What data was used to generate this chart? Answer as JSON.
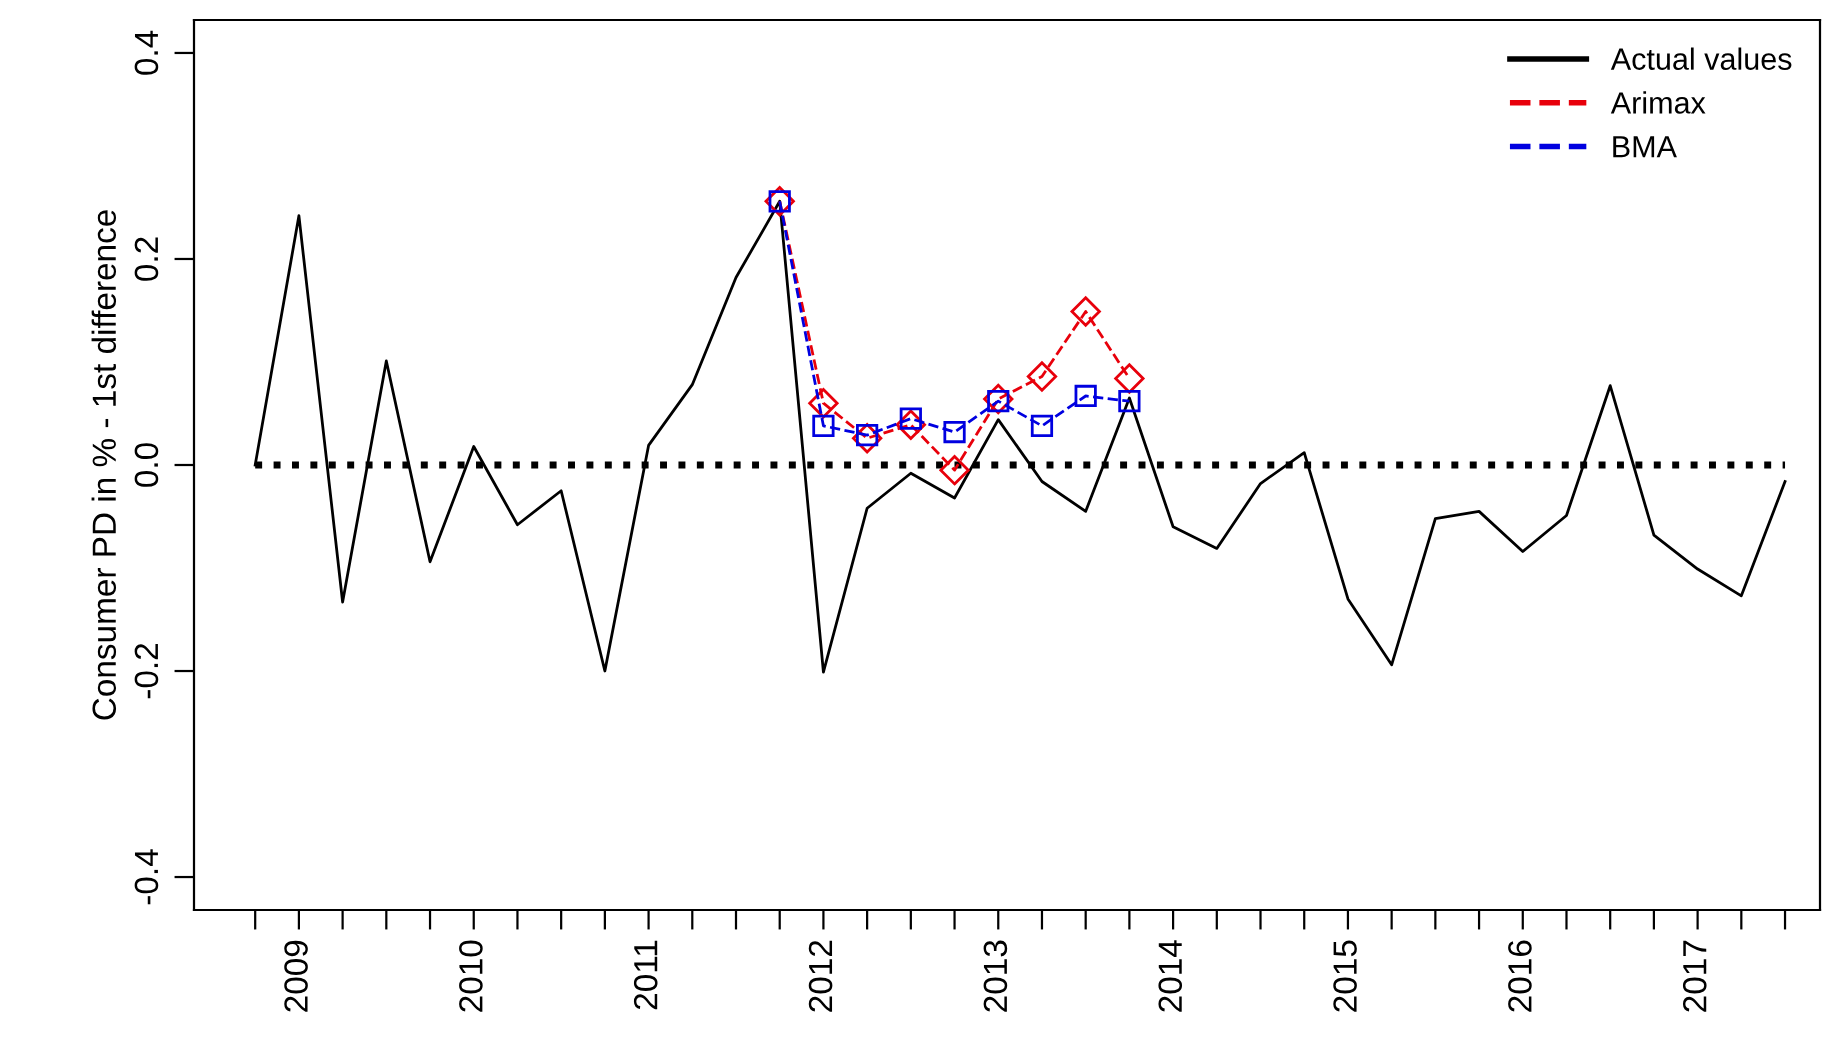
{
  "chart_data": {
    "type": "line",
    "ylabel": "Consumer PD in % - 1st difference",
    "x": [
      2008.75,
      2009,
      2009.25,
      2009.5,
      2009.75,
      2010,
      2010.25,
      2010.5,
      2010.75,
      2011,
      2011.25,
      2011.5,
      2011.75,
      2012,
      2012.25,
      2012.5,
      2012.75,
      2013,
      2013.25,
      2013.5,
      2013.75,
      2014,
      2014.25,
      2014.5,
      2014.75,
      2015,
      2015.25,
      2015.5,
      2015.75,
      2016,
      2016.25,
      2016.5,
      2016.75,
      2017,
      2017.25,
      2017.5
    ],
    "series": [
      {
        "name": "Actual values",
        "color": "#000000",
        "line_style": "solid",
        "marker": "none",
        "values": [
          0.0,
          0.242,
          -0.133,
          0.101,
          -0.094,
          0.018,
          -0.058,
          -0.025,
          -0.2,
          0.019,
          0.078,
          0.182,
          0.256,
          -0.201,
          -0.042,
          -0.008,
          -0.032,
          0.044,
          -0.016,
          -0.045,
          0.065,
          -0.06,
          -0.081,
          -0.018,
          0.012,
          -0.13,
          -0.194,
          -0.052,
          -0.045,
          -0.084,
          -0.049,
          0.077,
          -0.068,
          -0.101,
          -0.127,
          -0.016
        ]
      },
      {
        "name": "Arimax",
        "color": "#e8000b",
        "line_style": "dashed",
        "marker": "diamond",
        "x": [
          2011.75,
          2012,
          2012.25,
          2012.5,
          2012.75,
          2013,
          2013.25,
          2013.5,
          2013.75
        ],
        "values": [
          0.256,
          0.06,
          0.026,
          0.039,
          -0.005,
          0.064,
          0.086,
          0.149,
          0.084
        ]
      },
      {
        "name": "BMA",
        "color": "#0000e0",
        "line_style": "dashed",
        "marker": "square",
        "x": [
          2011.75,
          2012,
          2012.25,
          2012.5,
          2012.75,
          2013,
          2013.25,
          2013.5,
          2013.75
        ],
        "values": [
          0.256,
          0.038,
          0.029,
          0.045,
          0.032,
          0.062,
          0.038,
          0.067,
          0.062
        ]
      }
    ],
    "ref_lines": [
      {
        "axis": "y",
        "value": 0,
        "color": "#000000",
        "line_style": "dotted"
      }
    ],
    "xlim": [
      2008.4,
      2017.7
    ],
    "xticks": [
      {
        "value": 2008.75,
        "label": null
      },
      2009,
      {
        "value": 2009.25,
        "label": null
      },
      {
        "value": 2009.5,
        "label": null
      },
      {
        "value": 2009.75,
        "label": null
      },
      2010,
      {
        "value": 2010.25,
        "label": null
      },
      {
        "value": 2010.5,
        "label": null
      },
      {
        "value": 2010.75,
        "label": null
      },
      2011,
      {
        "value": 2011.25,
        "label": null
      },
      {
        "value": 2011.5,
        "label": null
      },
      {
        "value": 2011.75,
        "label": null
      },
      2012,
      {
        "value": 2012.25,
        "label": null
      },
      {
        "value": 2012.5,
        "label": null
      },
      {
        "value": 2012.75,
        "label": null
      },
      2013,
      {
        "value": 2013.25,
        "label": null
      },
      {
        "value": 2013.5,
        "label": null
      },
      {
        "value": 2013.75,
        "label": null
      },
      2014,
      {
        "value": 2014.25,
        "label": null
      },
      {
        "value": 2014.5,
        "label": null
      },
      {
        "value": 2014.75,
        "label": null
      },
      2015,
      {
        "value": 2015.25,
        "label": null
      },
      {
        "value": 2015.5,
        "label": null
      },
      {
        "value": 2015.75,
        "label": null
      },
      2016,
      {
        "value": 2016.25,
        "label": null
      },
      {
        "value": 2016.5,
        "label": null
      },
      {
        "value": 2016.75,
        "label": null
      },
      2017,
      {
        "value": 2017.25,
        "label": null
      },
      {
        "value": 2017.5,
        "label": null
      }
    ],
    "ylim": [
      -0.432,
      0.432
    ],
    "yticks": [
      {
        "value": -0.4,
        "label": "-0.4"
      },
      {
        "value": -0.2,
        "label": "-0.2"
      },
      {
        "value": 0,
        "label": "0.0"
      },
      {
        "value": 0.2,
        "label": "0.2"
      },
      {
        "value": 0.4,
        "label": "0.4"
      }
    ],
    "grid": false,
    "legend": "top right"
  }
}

..........

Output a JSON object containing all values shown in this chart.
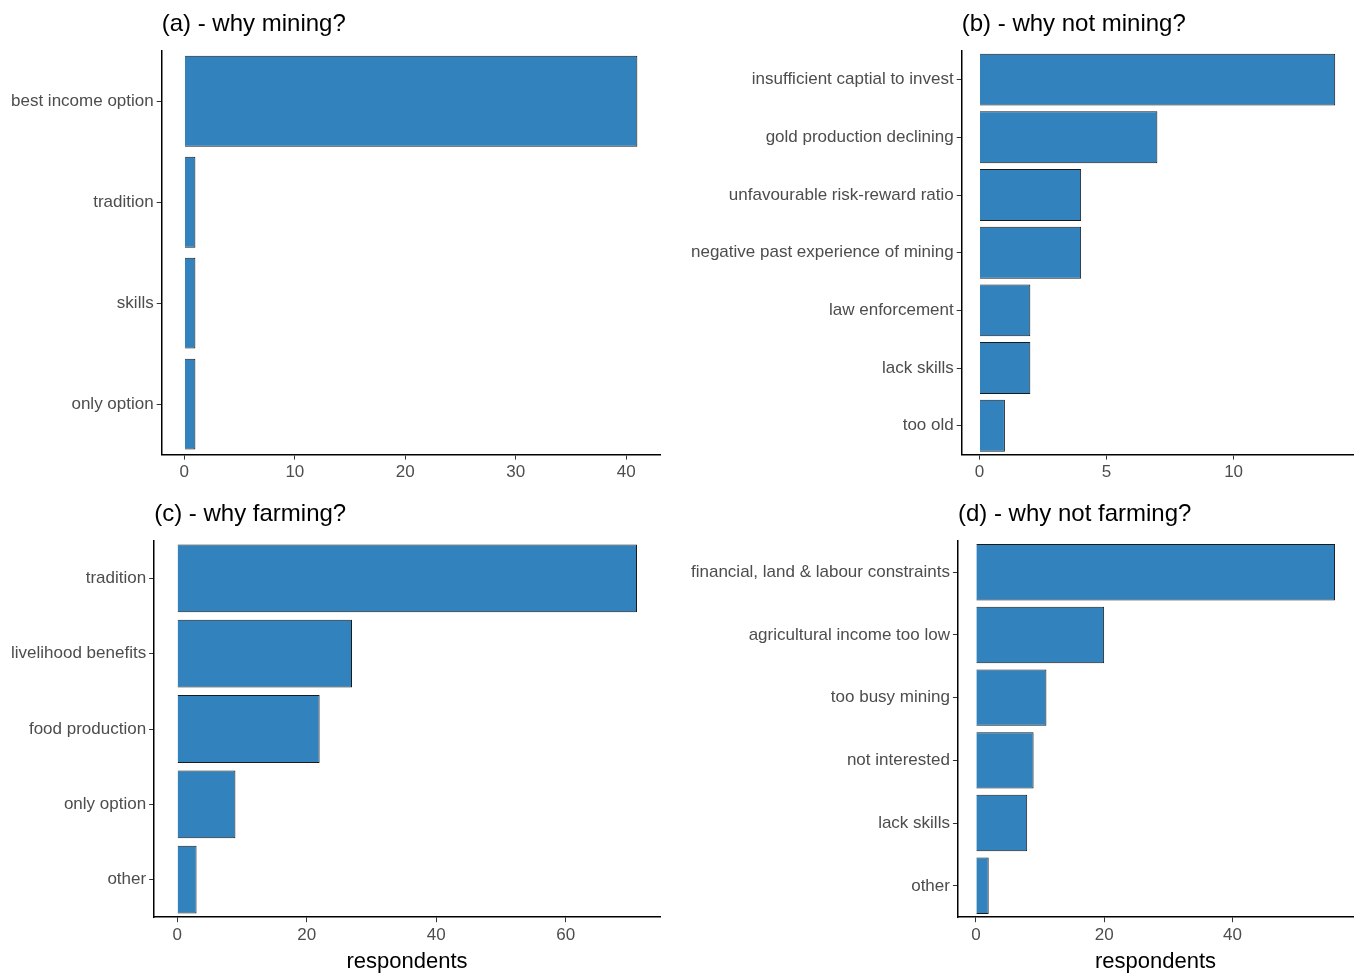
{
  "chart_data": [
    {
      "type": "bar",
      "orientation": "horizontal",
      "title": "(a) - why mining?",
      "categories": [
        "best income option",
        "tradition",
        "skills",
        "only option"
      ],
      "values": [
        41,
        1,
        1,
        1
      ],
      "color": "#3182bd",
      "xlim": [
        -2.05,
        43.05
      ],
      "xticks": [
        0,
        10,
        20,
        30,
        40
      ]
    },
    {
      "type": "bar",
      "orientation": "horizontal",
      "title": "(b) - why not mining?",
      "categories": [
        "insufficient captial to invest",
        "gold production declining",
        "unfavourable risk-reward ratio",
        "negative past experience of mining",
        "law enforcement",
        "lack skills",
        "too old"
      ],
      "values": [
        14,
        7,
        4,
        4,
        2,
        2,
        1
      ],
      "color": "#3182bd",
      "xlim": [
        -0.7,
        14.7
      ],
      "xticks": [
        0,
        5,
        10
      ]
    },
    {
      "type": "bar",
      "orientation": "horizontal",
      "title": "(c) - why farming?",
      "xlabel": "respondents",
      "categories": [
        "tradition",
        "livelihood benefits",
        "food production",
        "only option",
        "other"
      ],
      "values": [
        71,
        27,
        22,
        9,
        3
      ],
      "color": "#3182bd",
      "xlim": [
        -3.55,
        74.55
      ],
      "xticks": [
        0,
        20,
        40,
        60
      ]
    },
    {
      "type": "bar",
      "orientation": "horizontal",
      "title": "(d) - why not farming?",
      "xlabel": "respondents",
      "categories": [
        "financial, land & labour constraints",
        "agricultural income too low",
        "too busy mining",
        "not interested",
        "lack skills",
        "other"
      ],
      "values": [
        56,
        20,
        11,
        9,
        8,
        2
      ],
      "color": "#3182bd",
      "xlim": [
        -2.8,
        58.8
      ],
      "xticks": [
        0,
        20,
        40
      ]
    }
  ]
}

..........

What you should do:
Examine the records and pull out every line where the string "JSON" occurs.

Response for this exercise:
What data was used to generate this chart? Answer as JSON.
Output a JSON object containing all values shown in this chart.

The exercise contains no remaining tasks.